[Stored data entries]
• • • • • • •
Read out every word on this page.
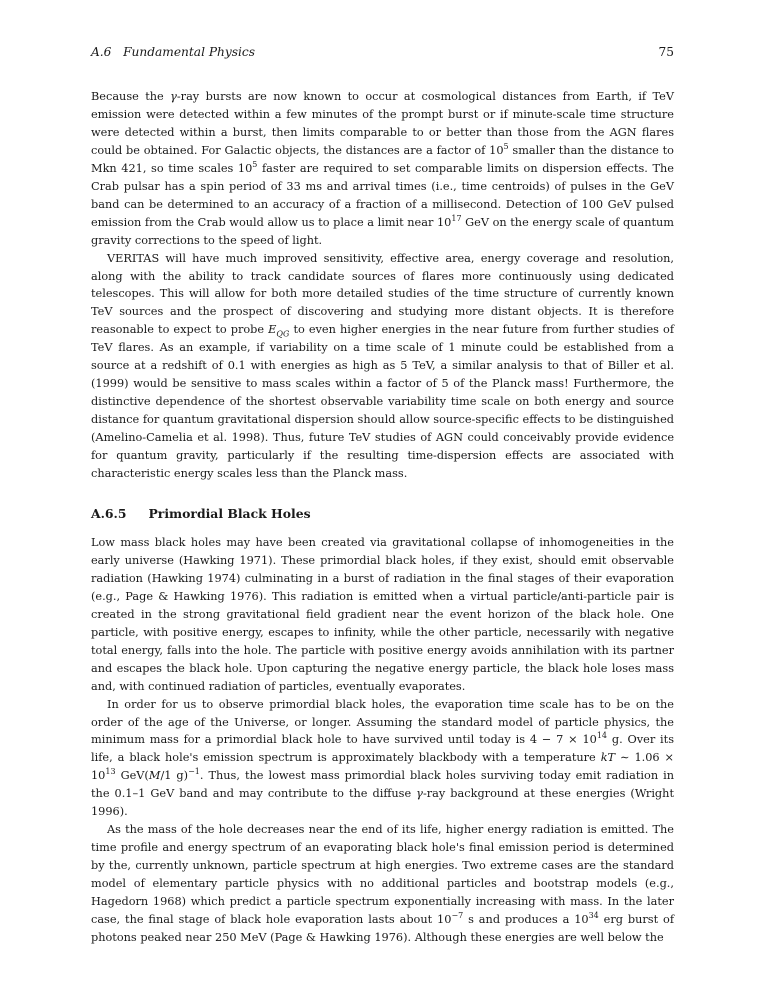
A.6 Fundamental Physics	75

Because the γ-ray bursts are now known to occur at cosmological distances from Earth, if TeV emission were detected within a few minutes of the prompt burst or if minute-scale time structure were detected within a burst, then limits comparable to or better than those from the AGN flares could be obtained. For Galactic objects, the distances are a factor of $10^5$ smaller than the distance to Mkn 421, so time scales $10^5$ faster are required to set comparable limits on dispersion effects. The Crab pulsar has a spin period of 33 ms and arrival times (i.e., time centroids) of pulses in the GeV band can be determined to an accuracy of a fraction of a millisecond. Detection of 100 GeV pulsed emission from the Crab would allow us to place a limit near $10^{17}$ GeV on the energy scale of quantum gravity corrections to the speed of light.

VERITAS will have much improved sensitivity, effective area, energy coverage and resolution, along with the ability to track candidate sources of flares more continuously using dedicated telescopes. This will allow for both more detailed studies of the time structure of currently known TeV sources and the prospect of discovering and studying more distant objects. It is therefore reasonable to expect to probe $E_{QG}$ to even higher energies in the near future from further studies of TeV flares. As an example, if variability on a time scale of 1 minute could be established from a source at a redshift of 0.1 with energies as high as 5 TeV, a similar analysis to that of Biller et al. (1999) would be sensitive to mass scales within a factor of 5 of the Planck mass! Furthermore, the distinctive dependence of the shortest observable variability time scale on both energy and source distance for quantum gravitational dispersion should allow source-specific effects to be distinguished (Amelino-Camelia et al. 1998). Thus, future TeV studies of AGN could conceivably provide evidence for quantum gravity, particularly if the resulting time-dispersion effects are associated with characteristic energy scales less than the Planck mass.

A.6.5 Primordial Black Holes

Low mass black holes may have been created via gravitational collapse of inhomogeneities in the early universe (Hawking 1971). These primordial black holes, if they exist, should emit observable radiation (Hawking 1974) culminating in a burst of radiation in the final stages of their evaporation (e.g., Page & Hawking 1976). This radiation is emitted when a virtual particle/anti-particle pair is created in the strong gravitational field gradient near the event horizon of the black hole. One particle, with positive energy, escapes to infinity, while the other particle, necessarily with negative total energy, falls into the hole. The particle with positive energy avoids annihilation with its partner and escapes the black hole. Upon capturing the negative energy particle, the black hole loses mass and, with continued radiation of particles, eventually evaporates.

In order for us to observe primordial black holes, the evaporation time scale has to be on the order of the age of the Universe, or longer. Assuming the standard model of particle physics, the minimum mass for a primordial black hole to have survived until today is $4 - 7 \times 10^{14}$ g. Over its life, a black hole's emission spectrum is approximately blackbody with a temperature kT ∼ $1.06 \times 10^{13}$ GeV(M/1 g)$^{-1}$. Thus, the lowest mass primordial black holes surviving today emit radiation in the 0.1–1 GeV band and may contribute to the diffuse γ-ray background at these energies (Wright 1996).

As the mass of the hole decreases near the end of its life, higher energy radiation is emitted. The time profile and energy spectrum of an evaporating black hole's final emission period is determined by the, currently unknown, particle spectrum at high energies. Two extreme cases are the standard model of elementary particle physics with no additional particles and bootstrap models (e.g., Hagedorn 1968) which predict a particle spectrum exponentially increasing with mass. In the later case, the final stage of black hole evaporation lasts about $10^{-7}$ s and produces a $10^{34}$ erg burst of photons peaked near 250 MeV (Page & Hawking 1976). Although these energies are well below the
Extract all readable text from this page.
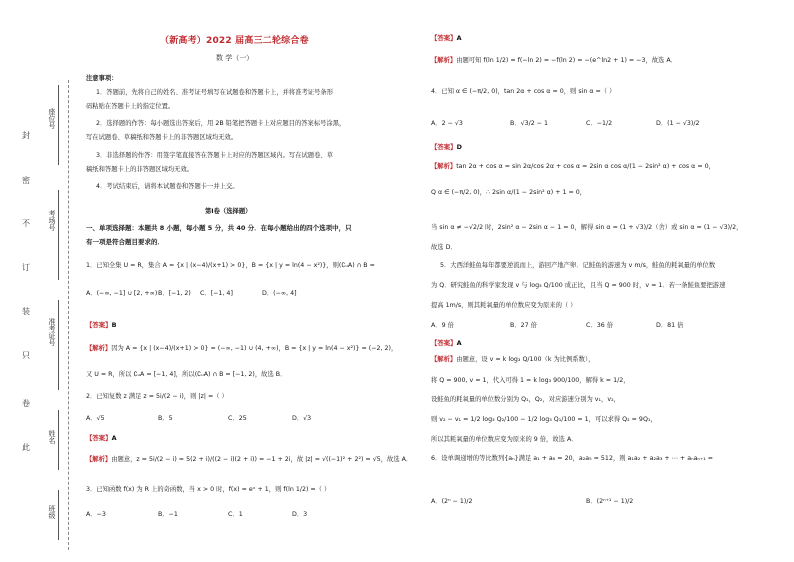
座位号
考场号
准考证号
姓名
班级
封
密
不
订
装
只
卷
此
（新高考）2022 届高三二轮综合卷
数 学（一）
注意事项：
1．答题前，先将自己的姓名、准考证号填写在试题卷和答题卡上，并将准考证号条形
码粘贴在答题卡上的指定位置。
2．选择题的作答：每小题选出答案后，用 2B 铅笔把答题卡上对应题目的答案标号涂黑，
写在试题卷、草稿纸和答题卡上的非答题区域均无效。
3．非选择题的作答：用签字笔直接答在答题卡上对应的答题区域内。写在试题卷、草
稿纸和答题卡上的非答题区域均无效。
4．考试结束后，请将本试题卷和答题卡一并上交。
第Ⅰ卷（选择题）
一、单项选择题：本题共 8 小题，每小题 5 分，共 40 分．在每小题给出的四个选项中，只
有一项是符合题目要求的．
1．已知全集 U = R，集合 A = {x | (x−4)/(x+1) > 0}，B = {x | y = ln(4 − x²)}，则(∁ᵤA) ∩ B =
A．(−∞, −1] ∪ [2, +∞) B．[−1, 2) C．[−1, 4]	D．(−∞, 4]
【答案】B
【解析】因为 A = {x | (x−4)/(x+1) > 0} = (−∞, −1) ∪ (4, +∞)，B = {x | y = ln(4 − x²)} = (−2, 2)，
又 U = R，所以 ∁ᵤA = [−1, 4]，所以(∁ᵤA) ∩ B = [−1, 2)，故选 B．
2．已知复数 z 满足 z = 5i/(2 − i)，则 |z| =（ ）
A．√5	B．5	C．25	D．√3
【答案】A
【解析】由题意，z = 5i/(2 − i) = 5(2 + i)/((2 − i)(2 + i)) = −1 + 2i，故 |z| = √((−1)² + 2²) = √5，故选 A．
3．已知函数 f(x) 为 R 上的奇函数，当 x > 0 时，f(x) = eˣ + 1，则 f(ln 1/2) =（ ）
A．−3	B．−1	C．1	D．3
【答案】A
【解析】由题可知 f(ln 1/2) = f(−ln 2) = −f(ln 2) = −(e^ln2 + 1) = −3，故选 A．
4．已知 α ∈ (−π/2, 0)，tan 2α + cos α = 0，则 sin α =（ ）
A．2 − √3	B．√3/2 − 1	C．−1/2	D．(1 − √3)/2
【答案】D
【解析】tan 2α + cos α = sin 2α/cos 2α + cos α = 2sin α cos α/(1 − 2sin² α) + cos α = 0，
Q α ∈ (−π/2, 0)，∴ 2sin α/(1 − 2sin² α) + 1 = 0，
当 sin α ≠ −√2/2 时，2sin² α − 2sin α − 1 = 0，解得 sin α = (1 + √3)/2（舍）或 sin α = (1 − √3)/2，
故选 D．
5．大西洋鲑鱼每年都要逆流而上，游回产地产卵．记鲑鱼的游速为 v m/s，鲑鱼的耗氧量的单位数
为 Q．研究鲑鱼的科学家发现 v 与 log₃ Q/100 成正比，且当 Q = 900 时，v = 1．若一条鲑鱼要把游速
提高 1m/s，则其耗氧量的单位数应变为原来的（ ）
A．9 倍	B．27 倍	C．36 倍	D．81 倍
【答案】A
【解析】由题意，设 v = k log₃ Q/100（k 为比例系数），
将 Q = 900, v = 1，代入可得 1 = k log₃ 900/100，解得 k = 1/2，
设鲑鱼的耗氧量的单位数分别为 Q₁，Q₂，对应游速分别为 v₁，v₂，
则 v₂ − v₁ = 1/2 log₃ Q₂/100 − 1/2 log₃ Q₁/100 = 1，可以求得 Q₂ = 9Q₁，
所以其耗氧量的单位数应变为原来的 9 倍，故选 A．
6．设单调递增的等比数列{aₙ}满足 a₁ + a₆ = 20，a₂a₅ = 512，则 a₁a₂ + a₂a₃ + ⋯ + aₙaₙ₊₁ =
A．(2ⁿ − 1)/2	B．(2ⁿ⁺¹ − 1)/2
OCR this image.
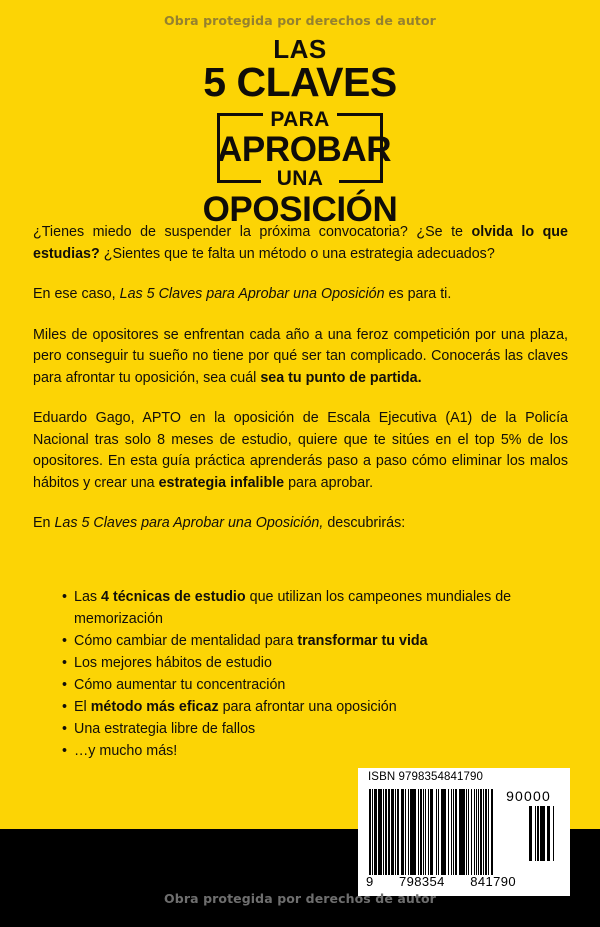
Obra protegida por derechos de autor
LAS
5 CLAVES
PARA
APROBAR
UNA
OPOSICIÓN

¿Tienes miedo de suspender la próxima convocatoria? ¿Se te olvida lo que estudias? ¿Sientes que te falta un método o una estrategia adecuados?

En ese caso, Las 5 Claves para Aprobar una Oposición es para ti.

Miles de opositores se enfrentan cada año a una feroz competición por una plaza, pero conseguir tu sueño no tiene por qué ser tan complicado. Conocerás las claves para afrontar tu oposición, sea cuál sea tu punto de partida.

Eduardo Gago, APTO en la oposición de Escala Ejecutiva (A1) de la Policía Nacional tras solo 8 meses de estudio, quiere que te sitúes en el top 5% de los opositores. En esta guía práctica aprenderás paso a paso cómo eliminar los malos hábitos y crear una estrategia infalible para aprobar.

En Las 5 Claves para Aprobar una Oposición, descubrirás:

• Las 4 técnicas de estudio que utilizan los campeones mundiales de memorización
• Cómo cambiar de mentalidad para transformar tu vida
• Los mejores hábitos de estudio
• Cómo aumentar tu concentración
• El método más eficaz para afrontar una oposición
• Una estrategia libre de fallos
• …y mucho más!
ISBN 9798354841790
90000
9 798354 841790
Obra protegida por derechos de autor
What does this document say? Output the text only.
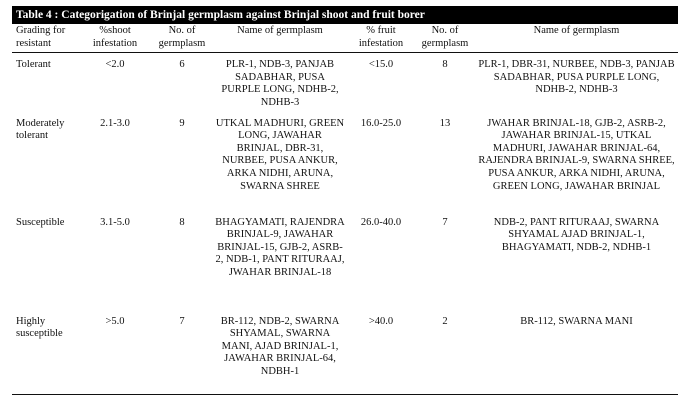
Table 4 : Categorigation of Brinjal germplasm against Brinjal shoot and fruit borer
Grading for resistant	%shoot infestation	No. of germplasm	Name of germplasm	% fruit infestation	No. of germplasm	Name of germplasm
Tolerant	<2.0	6	PLR-1, NDB-3, PANJAB SADABHAR, PUSA PURPLE LONG, NDHB-2, NDHB-3	<15.0	8	PLR-1, DBR-31, NURBEE, NDB-3, PANJAB SADABHAR, PUSA PURPLE LONG, NDHB-2, NDHB-3
Moderately tolerant	2.1-3.0	9	UTKAL MADHURI, GREEN LONG, JAWAHAR BRINJAL, DBR-31, NURBEE, PUSA ANKUR, ARKA NIDHI, ARUNA, SWARNA SHREE	16.0-25.0	13	JWAHAR BRINJAL-18, GJB-2, ASRB-2, JAWAHAR BRINJAL-15, UTKAL MADHURI, JAWAHAR BRINJAL-64, RAJENDRA BRINJAL-9, SWARNA SHREE, PUSA ANKUR, ARKA NIDHI, ARUNA, GREEN LONG, JAWAHAR BRINJAL
Susceptible	3.1-5.0	8	BHAGYAMATI, RAJENDRA BRINJAL-9, JAWAHAR BRINJAL-15, GJB-2, ASRB-2, NDB-1, PANT RITURAAJ, JWAHAR BRINJAL-18	26.0-40.0	7	NDB-2, PANT RITURAAJ, SWARNA SHYAMAL AJAD BRINJAL-1, BHAGYAMATI, NDB-2, NDHB-1
Highly susceptible	>5.0	7	BR-112, NDB-2, SWARNA SHYAMAL, SWARNA MANI, AJAD BRINJAL-1, JAWAHAR BRINJAL-64, NDBH-1	>40.0	2	BR-112, SWARNA MANI
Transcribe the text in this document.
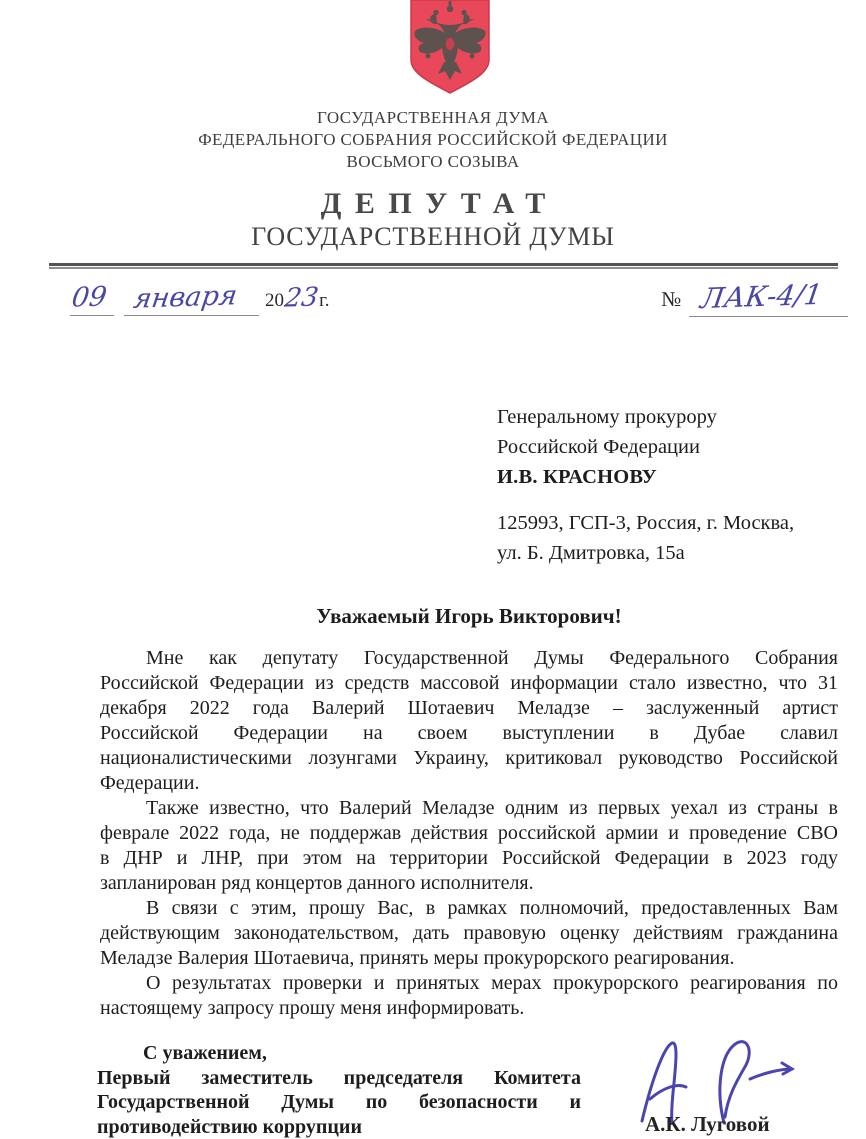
ГОСУДАРСТВЕННАЯ ДУМА
ФЕДЕРАЛЬНОГО СОБРАНИЯ РОССИЙСКОЙ ФЕДЕРАЦИИ
ВОСЬМОГО СОЗЫВА
ДЕПУТАТ
ГОСУДАРСТВЕННОЙ ДУМЫ
09 января	20
23
г.	№ ЛАК-4/1
Генеральному прокурору
Российской Федерации
И.В. КРАСНОВУ
125993, ГСП-3, Россия, г. Москва,
ул. Б. Дмитровка, 15а
Уважаемый Игорь Викторович!
Мне как депутату Государственной Думы Федерального Собрания
Российской Федерации из средств массовой информации стало известно, что 31
декабря 2022 года Валерий Шотаевич Меладзе – заслуженный артист
Российской Федерации на своем выступлении в Дубае славил
националистическими лозунгами Украину, критиковал руководство Российской
Федерации.
Также известно, что Валерий Меладзе одним из первых уехал из страны в
феврале 2022 года, не поддержав действия российской армии и проведение СВО
в ДНР и ЛНР, при этом на территории Российской Федерации в 2023 году
запланирован ряд концертов данного исполнителя.
В связи с этим, прошу Вас, в рамках полномочий, предоставленных Вам
действующим законодательством, дать правовую оценку действиям гражданина
Меладзе Валерия Шотаевича, принять меры прокурорского реагирования.
О результатах проверки и принятых мерах прокурорского реагирования по
настоящему запросу прошу меня информировать.
С уважением,
Первый заместитель председателя Комитета
Государственной Думы по безопасности и
противодействию коррупции	А.К. Луговой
• • • • • • •
# [REQUEST]
Pull out all lines of the data with the string "NURBEE".

# [RESPONSE TO THE EXERCISE]
Tolerant	<2.0	6	PLR-1, NDB-3, PANJAB SADABHAR, PUSA PURPLE LONG, NDHB-2, NDHB-3	<15.0	8	PLR-1, DBR-31, NURBEE, NDB-3, PANJAB SADABHAR, PUSA PURPLE LONG, NDHB-2, NDHB-3
Moderately tolerant	2.1-3.0	9	UTKAL MADHURI, GREEN LONG, JAWAHAR BRINJAL, DBR-31, NURBEE, PUSA ANKUR, ARKA NIDHI, ARUNA, SWARNA SHREE	16.0-25.0	13	JWAHAR BRINJAL-18, GJB-2, ASRB-2, JAWAHAR BRINJAL-15, UTKAL MADHURI, JAWAHAR BRINJAL-64, RAJENDRA BRINJAL-9, SWARNA SHREE, PUSA ANKUR, ARKA NIDHI, ARUNA, GREEN LONG, JAWAHAR BRINJAL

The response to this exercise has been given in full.